[Start Data supplied]

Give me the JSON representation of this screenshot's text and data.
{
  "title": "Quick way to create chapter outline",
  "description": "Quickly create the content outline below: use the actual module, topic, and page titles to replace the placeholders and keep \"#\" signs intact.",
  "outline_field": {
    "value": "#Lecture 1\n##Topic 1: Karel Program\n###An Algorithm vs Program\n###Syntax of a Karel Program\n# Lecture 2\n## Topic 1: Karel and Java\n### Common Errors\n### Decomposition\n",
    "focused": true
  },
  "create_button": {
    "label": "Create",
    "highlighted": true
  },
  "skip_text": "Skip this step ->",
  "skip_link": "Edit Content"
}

[End Data supplied]

_Task directions:_
Reproduce the entries above in full by retyping them exactly.

_Correct response:_
Give me the JSON representation of this screenshot's text and data.
{
  "title": "Quick way to create chapter outline",
  "description": "Quickly create the content outline below: use the actual module, topic, and page titles to replace the placeholders and keep \"#\" signs intact.",
  "outline_field": {
    "value": "#Lecture 1\n##Topic 1: Karel Program\n###An Algorithm vs Program\n###Syntax of a Karel Program\n# Lecture 2\n## Topic 1: Karel and Java\n### Common Errors\n### Decomposition\n",
    "focused": true
  },
  "create_button": {
    "label": "Create",
    "highlighted": true
  },
  "skip_text": "Skip this step ->",
  "skip_link": "Edit Content"
}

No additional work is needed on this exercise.